EXERCISE TASK 1: From the forum discussion of the Disney lawsuit, list every post timestamp.
EXERCISE TASK 2: Extend the forum discussion of the Disney lawsuit, beginning after its final post.

Yet, our legal system decided that the Buffalo businessmen had been wronged by Disney.
I don't know all the details, so perhaps there's something that I missed -- but it seems to me that Disney was robbed.
04-19-2003, 01:54 PM
Wasn't the original award contested and overturned ? I thought I read that an undisclosed settlement then was reached but for a far lesser amount. Still means Disney lost though.
04-19-2003, 02:15 PM
Originally posted by KNWVIKING
Wasn't the original award contested and overturned ? I thought I read that an undisclosed settlement then was reached but for a far greater amount. Still means Disney lost though.
The $240 million jury award to the guys from Buffalo happened back in August 2000.
The September 26, 2002 article link (http://buffalo.bizjournals.com/buffalo/stories/2002/09/23/daily28.html) that I posted describes what happened after that.
04-19-2003, 02:26 PM
Yeah,that is the article I had read....and I corrected my earlier post...must of had a brain cramp.

Items from a data source

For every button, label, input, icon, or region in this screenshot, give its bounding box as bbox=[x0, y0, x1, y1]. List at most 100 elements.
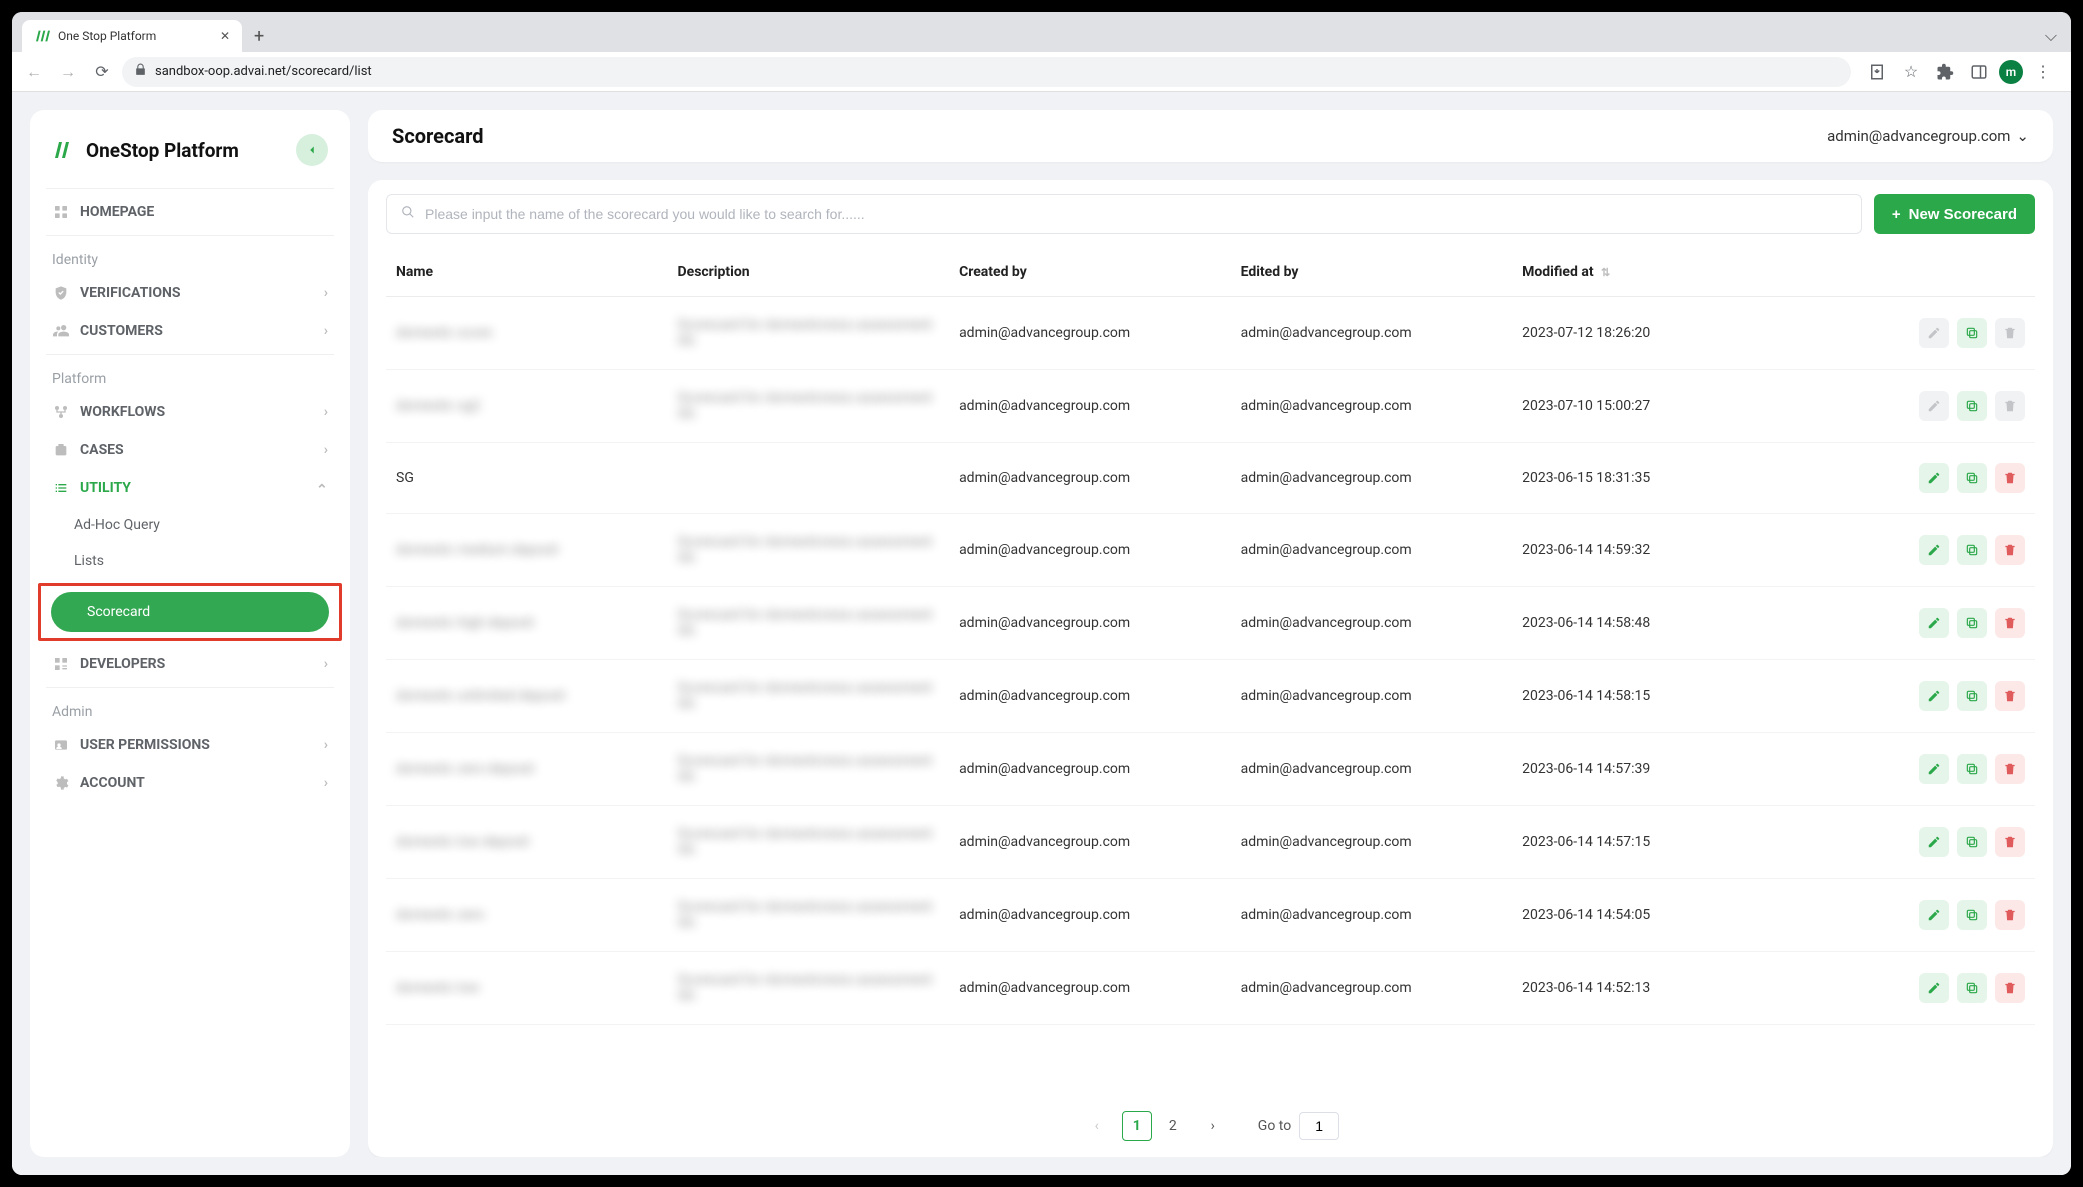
bookmark-star-icon[interactable]: ☆ bbox=[1897, 58, 1925, 86]
workflow-icon bbox=[52, 403, 70, 421]
delete-button[interactable] bbox=[1995, 973, 2025, 1003]
sidebar-collapse-button[interactable] bbox=[296, 134, 328, 166]
cell-actions bbox=[1794, 297, 2035, 370]
copy-button[interactable] bbox=[1957, 973, 1987, 1003]
extensions-icon[interactable] bbox=[1931, 58, 1959, 86]
copy-button[interactable] bbox=[1957, 827, 1987, 857]
cell-description: Scorecard for domesticness assessment SG bbox=[668, 660, 950, 733]
tab-close-icon[interactable]: ✕ bbox=[220, 29, 230, 43]
nav-cases-label: CASES bbox=[80, 442, 124, 458]
tab-favicon-icon bbox=[34, 28, 50, 44]
cell-name: domestic sg2 bbox=[386, 370, 668, 443]
nav-workflows[interactable]: WORKFLOWS › bbox=[30, 393, 350, 431]
nav-account[interactable]: ACCOUNT › bbox=[30, 764, 350, 802]
nav-utility-label: UTILITY bbox=[80, 480, 131, 496]
edit-button[interactable] bbox=[1919, 754, 1949, 784]
edit-button[interactable] bbox=[1919, 827, 1949, 857]
cell-description: Scorecard for domesticness assessment SG bbox=[668, 587, 950, 660]
nav-customers[interactable]: CUSTOMERS › bbox=[30, 312, 350, 350]
page-prev-button[interactable]: ‹ bbox=[1082, 1111, 1112, 1141]
cell-modified-at: 2023-06-14 14:54:05 bbox=[1512, 879, 1794, 952]
delete-button[interactable] bbox=[1995, 681, 2025, 711]
nav-verifications[interactable]: VERIFICATIONS › bbox=[30, 274, 350, 312]
sort-icon: ⇅ bbox=[1601, 266, 1610, 279]
copy-icon bbox=[1965, 399, 1979, 413]
delete-button[interactable] bbox=[1995, 900, 2025, 930]
edit-button[interactable] bbox=[1919, 681, 1949, 711]
edit-button[interactable] bbox=[1919, 463, 1949, 493]
copy-button[interactable] bbox=[1957, 391, 1987, 421]
edit-button[interactable] bbox=[1919, 900, 1949, 930]
nav-homepage[interactable]: HOMEPAGE bbox=[30, 193, 350, 231]
page-number-button[interactable]: 1 bbox=[1122, 1111, 1152, 1141]
cell-created-by: admin@advancegroup.com bbox=[949, 587, 1231, 660]
cell-description: Scorecard for domesticness assessment SG bbox=[668, 879, 950, 952]
edit-button bbox=[1919, 391, 1949, 421]
profile-avatar[interactable]: m bbox=[1999, 60, 2023, 84]
cell-name: domestic zero bbox=[386, 879, 668, 952]
search-input[interactable] bbox=[425, 206, 1847, 222]
cell-name: domestic score bbox=[386, 297, 668, 370]
edit-button[interactable] bbox=[1919, 973, 1949, 1003]
goto-input[interactable] bbox=[1299, 1112, 1339, 1140]
kebab-menu-icon[interactable]: ⋮ bbox=[2029, 58, 2057, 86]
delete-button[interactable] bbox=[1995, 754, 2025, 784]
sub-adhoc-query[interactable]: Ad-Hoc Query bbox=[30, 507, 350, 543]
browser-tab-strip: One Stop Platform ✕ + ⌵ bbox=[12, 12, 2071, 52]
side-panel-icon[interactable] bbox=[1965, 58, 1993, 86]
table-row: domestic lowScorecard for domesticness a… bbox=[386, 952, 2035, 1025]
sub-scorecard[interactable]: Scorecard bbox=[51, 592, 329, 632]
nav-user-permissions[interactable]: USER PERMISSIONS › bbox=[30, 726, 350, 764]
sub-lists[interactable]: Lists bbox=[30, 543, 350, 579]
chevron-right-icon: › bbox=[324, 737, 328, 753]
new-scorecard-button[interactable]: + New Scorecard bbox=[1874, 194, 2035, 234]
nav-forward-icon[interactable]: → bbox=[54, 58, 82, 86]
copy-button[interactable] bbox=[1957, 535, 1987, 565]
nav-cases[interactable]: CASES › bbox=[30, 431, 350, 469]
delete-button[interactable] bbox=[1995, 535, 2025, 565]
edit-button[interactable] bbox=[1919, 535, 1949, 565]
col-modified-at[interactable]: Modified at ⇅ bbox=[1512, 248, 1794, 297]
col-edited-by: Edited by bbox=[1231, 248, 1513, 297]
user-menu[interactable]: admin@advancegroup.com ⌄ bbox=[1827, 127, 2029, 145]
page-next-button[interactable]: › bbox=[1198, 1111, 1228, 1141]
url-field[interactable]: sandbox-oop.advai.net/scorecard/list bbox=[122, 57, 1851, 87]
table-row: domestic low depositScorecard for domest… bbox=[386, 806, 2035, 879]
browser-tab[interactable]: One Stop Platform ✕ bbox=[22, 20, 242, 52]
cell-created-by: admin@advancegroup.com bbox=[949, 660, 1231, 733]
copy-button[interactable] bbox=[1957, 463, 1987, 493]
cell-edited-by: admin@advancegroup.com bbox=[1231, 297, 1513, 370]
delete-button[interactable] bbox=[1995, 827, 2025, 857]
nav-back-icon[interactable]: ← bbox=[20, 58, 48, 86]
copy-button[interactable] bbox=[1957, 681, 1987, 711]
edit-icon bbox=[1927, 689, 1941, 703]
new-tab-button[interactable]: + bbox=[242, 20, 276, 52]
tabbar-chevron-icon[interactable]: ⌵ bbox=[2031, 20, 2071, 52]
cell-created-by: admin@advancegroup.com bbox=[949, 733, 1231, 806]
copy-button[interactable] bbox=[1957, 900, 1987, 930]
delete-button bbox=[1995, 318, 2025, 348]
table-row: domestic zero depositScorecard for domes… bbox=[386, 733, 2035, 806]
cell-modified-at: 2023-06-15 18:31:35 bbox=[1512, 443, 1794, 514]
copy-icon bbox=[1965, 471, 1979, 485]
edit-button[interactable] bbox=[1919, 608, 1949, 638]
copy-button[interactable] bbox=[1957, 754, 1987, 784]
col-actions bbox=[1794, 248, 2035, 297]
delete-button[interactable] bbox=[1995, 463, 2025, 493]
search-box[interactable] bbox=[386, 194, 1862, 234]
nav-reload-icon[interactable]: ⟳ bbox=[88, 58, 116, 86]
goto-label: Go to bbox=[1258, 1118, 1291, 1134]
chevron-right-icon: › bbox=[324, 404, 328, 420]
page-number-button[interactable]: 2 bbox=[1158, 1111, 1188, 1141]
browser-url-bar: ← → ⟳ sandbox-oop.advai.net/scorecard/li… bbox=[12, 52, 2071, 92]
nav-developers[interactable]: DEVELOPERS › bbox=[30, 645, 350, 683]
section-identity: Identity bbox=[30, 240, 350, 274]
copy-button[interactable] bbox=[1957, 318, 1987, 348]
lock-icon bbox=[134, 63, 147, 80]
cell-name: SG bbox=[386, 443, 668, 514]
copy-button[interactable] bbox=[1957, 608, 1987, 638]
install-app-icon[interactable] bbox=[1863, 58, 1891, 86]
delete-button[interactable] bbox=[1995, 608, 2025, 638]
nav-utility[interactable]: UTILITY ⌄ bbox=[30, 469, 350, 507]
table-row: domestic zeroScorecard for domesticness … bbox=[386, 879, 2035, 952]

WRITTEN RESPONSE 1:
04-19-2003, 01:54 PM
04-19-2003, 02:15 PM
04-19-2003, 02:26 PM

WRITTEN RESPONSE 2:
04-19-2003, 05:04 PM
Originally posted by KNWVIKING
Anybody have the phone number to the law firm of Tony,Cheetum & How ?
I do have the phone number for Duey, Cheetum & How...
04-19-2003, 09:22 PM
What is the Epcot lawsuit?
04-19-2003, 09:55 PM
I totally agree with Werner!!!
But when a company has money like disney and their are numerous bottom feeding lawyers and stupid jurors a company like disney is always the target for easy money.
04-19-2003, 10:57 PM
In 1963, an artist submitted a design for a project dubbed "Miniture World" to the Walt Disney Studios but was declined. The Epcot that was ultimately built in 1982 shared with his design the geosphere near the entrance, the hourglass shape, and the lagoon surrounded by country pavilions.
Now the artist's heir is trying to get Disney to pay for using parts of his design without compensation.
Edit: I personally always thought that Epcot was largely inspired by Expo '67, some parts of which looked strikingly like Future World.
04-19-2003, 11:17 PM
In 1963, an artist submitted a design for EPCOT to the Walt Disney Studios but was declined.
That's not too accurate. The design was for "Minature Worlds" - it would have been a world's fair type park but the "pavillions" would have been miniature scale - I remember visiting a park with that idea in British Columbia back in the 70's.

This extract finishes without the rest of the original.